----- Stored records -----

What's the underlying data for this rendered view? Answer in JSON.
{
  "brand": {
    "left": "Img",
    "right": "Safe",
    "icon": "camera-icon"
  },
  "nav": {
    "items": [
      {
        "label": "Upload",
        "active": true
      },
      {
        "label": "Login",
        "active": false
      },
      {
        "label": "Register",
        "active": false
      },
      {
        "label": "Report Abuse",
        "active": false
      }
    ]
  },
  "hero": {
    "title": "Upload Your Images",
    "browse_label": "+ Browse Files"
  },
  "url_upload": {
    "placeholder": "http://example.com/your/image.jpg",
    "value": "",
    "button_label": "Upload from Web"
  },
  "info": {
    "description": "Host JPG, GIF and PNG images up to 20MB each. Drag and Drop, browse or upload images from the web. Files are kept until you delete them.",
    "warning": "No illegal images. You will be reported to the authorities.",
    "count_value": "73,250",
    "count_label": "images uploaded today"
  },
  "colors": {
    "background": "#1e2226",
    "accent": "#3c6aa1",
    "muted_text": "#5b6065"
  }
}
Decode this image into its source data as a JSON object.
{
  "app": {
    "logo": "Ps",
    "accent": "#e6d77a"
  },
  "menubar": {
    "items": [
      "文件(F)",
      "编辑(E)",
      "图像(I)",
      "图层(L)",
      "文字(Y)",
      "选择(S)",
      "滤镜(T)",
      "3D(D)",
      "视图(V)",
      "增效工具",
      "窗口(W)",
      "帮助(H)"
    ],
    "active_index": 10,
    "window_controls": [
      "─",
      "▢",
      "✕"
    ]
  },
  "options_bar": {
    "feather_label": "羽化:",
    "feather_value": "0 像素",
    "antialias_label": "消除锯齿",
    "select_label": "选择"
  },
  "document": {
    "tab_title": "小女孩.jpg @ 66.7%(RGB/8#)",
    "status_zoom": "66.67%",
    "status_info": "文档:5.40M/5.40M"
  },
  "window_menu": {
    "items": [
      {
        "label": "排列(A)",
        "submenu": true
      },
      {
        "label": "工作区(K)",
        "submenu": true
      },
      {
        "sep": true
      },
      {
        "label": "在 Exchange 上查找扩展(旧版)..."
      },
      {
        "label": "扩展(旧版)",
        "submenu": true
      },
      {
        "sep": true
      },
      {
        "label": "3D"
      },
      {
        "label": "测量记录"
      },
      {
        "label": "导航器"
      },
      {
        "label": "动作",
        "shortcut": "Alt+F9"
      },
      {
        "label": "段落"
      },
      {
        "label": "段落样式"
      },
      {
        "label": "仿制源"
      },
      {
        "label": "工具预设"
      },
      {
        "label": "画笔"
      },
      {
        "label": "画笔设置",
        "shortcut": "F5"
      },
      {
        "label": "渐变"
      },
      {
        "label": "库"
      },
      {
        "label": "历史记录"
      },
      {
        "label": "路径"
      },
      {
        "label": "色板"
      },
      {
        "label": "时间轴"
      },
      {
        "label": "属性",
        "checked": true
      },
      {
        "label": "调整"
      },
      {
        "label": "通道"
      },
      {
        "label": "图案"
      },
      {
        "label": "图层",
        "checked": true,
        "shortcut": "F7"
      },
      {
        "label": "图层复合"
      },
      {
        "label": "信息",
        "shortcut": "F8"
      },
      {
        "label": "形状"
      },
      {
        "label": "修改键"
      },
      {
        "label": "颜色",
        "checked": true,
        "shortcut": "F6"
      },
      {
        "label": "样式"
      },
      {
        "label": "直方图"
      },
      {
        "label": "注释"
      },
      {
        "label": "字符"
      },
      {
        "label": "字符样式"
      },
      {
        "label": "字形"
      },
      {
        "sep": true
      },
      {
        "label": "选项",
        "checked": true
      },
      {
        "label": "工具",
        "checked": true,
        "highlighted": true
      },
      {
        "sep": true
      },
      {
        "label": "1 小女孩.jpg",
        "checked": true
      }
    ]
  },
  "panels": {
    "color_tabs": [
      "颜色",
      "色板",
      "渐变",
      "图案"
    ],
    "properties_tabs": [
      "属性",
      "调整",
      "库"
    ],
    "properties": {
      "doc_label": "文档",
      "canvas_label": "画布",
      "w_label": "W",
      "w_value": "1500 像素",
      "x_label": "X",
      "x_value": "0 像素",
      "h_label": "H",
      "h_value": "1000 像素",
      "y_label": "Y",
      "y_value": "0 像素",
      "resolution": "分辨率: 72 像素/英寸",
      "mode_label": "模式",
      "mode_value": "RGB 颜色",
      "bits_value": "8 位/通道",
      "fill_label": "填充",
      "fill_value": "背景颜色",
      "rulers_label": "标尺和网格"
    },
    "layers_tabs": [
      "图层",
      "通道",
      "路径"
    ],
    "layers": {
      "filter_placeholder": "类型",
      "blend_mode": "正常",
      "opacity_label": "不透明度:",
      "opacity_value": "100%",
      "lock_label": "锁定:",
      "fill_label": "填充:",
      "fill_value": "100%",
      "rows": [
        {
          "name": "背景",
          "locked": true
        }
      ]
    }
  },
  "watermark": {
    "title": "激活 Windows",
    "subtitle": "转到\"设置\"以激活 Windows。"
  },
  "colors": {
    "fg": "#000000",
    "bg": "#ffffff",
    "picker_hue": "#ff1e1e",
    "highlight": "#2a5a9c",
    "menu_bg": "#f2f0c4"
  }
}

-----

Short task
Please quote the records above exactly, without skipping a line.

Reply
What's the underlying data for this rendered view? Answer in JSON.
{
  "brand": {
    "left": "Img",
    "right": "Safe",
    "icon": "camera-icon"
  },
  "nav": {
    "items": [
      {
        "label": "Upload",
        "active": true
      },
      {
        "label": "Login",
        "active": false
      },
      {
        "label": "Register",
        "active": false
      },
      {
        "label": "Report Abuse",
        "active": false
      }
    ]
  },
  "hero": {
    "title": "Upload Your Images",
    "browse_label": "+ Browse Files"
  },
  "url_upload": {
    "placeholder": "http://example.com/your/image.jpg",
    "value": "",
    "button_label": "Upload from Web"
  },
  "info": {
    "description": "Host JPG, GIF and PNG images up to 20MB each. Drag and Drop, browse or upload images from the web. Files are kept until you delete them.",
    "warning": "No illegal images. You will be reported to the authorities.",
    "count_value": "73,250",
    "count_label": "images uploaded today"
  },
  "colors": {
    "background": "#1e2226",
    "accent": "#3c6aa1",
    "muted_text": "#5b6065"
  }
}
Decode this image into its source data as a JSON object.
{
  "app": {
    "logo": "Ps",
    "accent": "#e6d77a"
  },
  "menubar": {
    "items": [
      "文件(F)",
      "编辑(E)",
      "图像(I)",
      "图层(L)",
      "文字(Y)",
      "选择(S)",
      "滤镜(T)",
      "3D(D)",
      "视图(V)",
      "增效工具",
      "窗口(W)",
      "帮助(H)"
    ],
    "active_index": 10,
    "window_controls": [
      "─",
      "▢",
      "✕"
    ]
  },
  "options_bar": {
    "feather_label": "羽化:",
    "feather_value": "0 像素",
    "antialias_label": "消除锯齿",
    "select_label": "选择"
  },
  "document": {
    "tab_title": "小女孩.jpg @ 66.7%(RGB/8#)",
    "status_zoom": "66.67%",
    "status_info": "文档:5.40M/5.40M"
  },
  "window_menu": {
    "items": [
      {
        "label": "排列(A)",
        "submenu": true
      },
      {
        "label": "工作区(K)",
        "submenu": true
      },
      {
        "sep": true
      },
      {
        "label": "在 Exchange 上查找扩展(旧版)..."
      },
      {
        "label": "扩展(旧版)",
        "submenu": true
      },
      {
        "sep": true
      },
      {
        "label": "3D"
      },
      {
        "label": "测量记录"
      },
      {
        "label": "导航器"
      },
      {
        "label": "动作",
        "shortcut": "Alt+F9"
      },
      {
        "label": "段落"
      },
      {
        "label": "段落样式"
      },
      {
        "label": "仿制源"
      },
      {
        "label": "工具预设"
      },
      {
        "label": "画笔"
      },
      {
        "label": "画笔设置",
        "shortcut": "F5"
      },
      {
        "label": "渐变"
      },
      {
        "label": "库"
      },
      {
        "label": "历史记录"
      },
      {
        "label": "路径"
      },
      {
        "label": "色板"
      },
      {
        "label": "时间轴"
      },
      {
        "label": "属性",
        "checked": true
      },
      {
        "label": "调整"
      },
      {
        "label": "通道"
      },
      {
        "label": "图案"
      },
      {
        "label": "图层",
        "checked": true,
        "shortcut": "F7"
      },
      {
        "label": "图层复合"
      },
      {
        "label": "信息",
        "shortcut": "F8"
      },
      {
        "label": "形状"
      },
      {
        "label": "修改键"
      },
      {
        "label": "颜色",
        "checked": true,
        "shortcut": "F6"
      },
      {
        "label": "样式"
      },
      {
        "label": "直方图"
      },
      {
        "label": "注释"
      },
      {
        "label": "字符"
      },
      {
        "label": "字符样式"
      },
      {
        "label": "字形"
      },
      {
        "sep": true
      },
      {
        "label": "选项",
        "checked": true
      },
      {
        "label": "工具",
        "checked": true,
        "highlighted": true
      },
      {
        "sep": true
      },
      {
        "label": "1 小女孩.jpg",
        "checked": true
      }
    ]
  },
  "panels": {
    "color_tabs": [
      "颜色",
      "色板",
      "渐变",
      "图案"
    ],
    "properties_tabs": [
      "属性",
      "调整",
      "库"
    ],
    "properties": {
      "doc_label": "文档",
      "canvas_label": "画布",
      "w_label": "W",
      "w_value": "1500 像素",
      "x_label": "X",
      "x_value": "0 像素",
      "h_label": "H",
      "h_value": "1000 像素",
      "y_label": "Y",
      "y_value": "0 像素",
      "resolution": "分辨率: 72 像素/英寸",
      "mode_label": "模式",
      "mode_value": "RGB 颜色",
      "bits_value": "8 位/通道",
      "fill_label": "填充",
      "fill_value": "背景颜色",
      "rulers_label": "标尺和网格"
    },
    "layers_tabs": [
      "图层",
      "通道",
      "路径"
    ],
    "layers": {
      "filter_placeholder": "类型",
      "blend_mode": "正常",
      "opacity_label": "不透明度:",
      "opacity_value": "100%",
      "lock_label": "锁定:",
      "fill_label": "填充:",
      "fill_value": "100%",
      "rows": [
        {
          "name": "背景",
          "locked": true
        }
      ]
    }
  },
  "watermark": {
    "title": "激活 Windows",
    "subtitle": "转到\"设置\"以激活 Windows。"
  },
  "colors": {
    "fg": "#000000",
    "bg": "#ffffff",
    "picker_hue": "#ff1e1e",
    "highlight": "#2a5a9c",
    "menu_bg": "#f2f0c4"
  }
}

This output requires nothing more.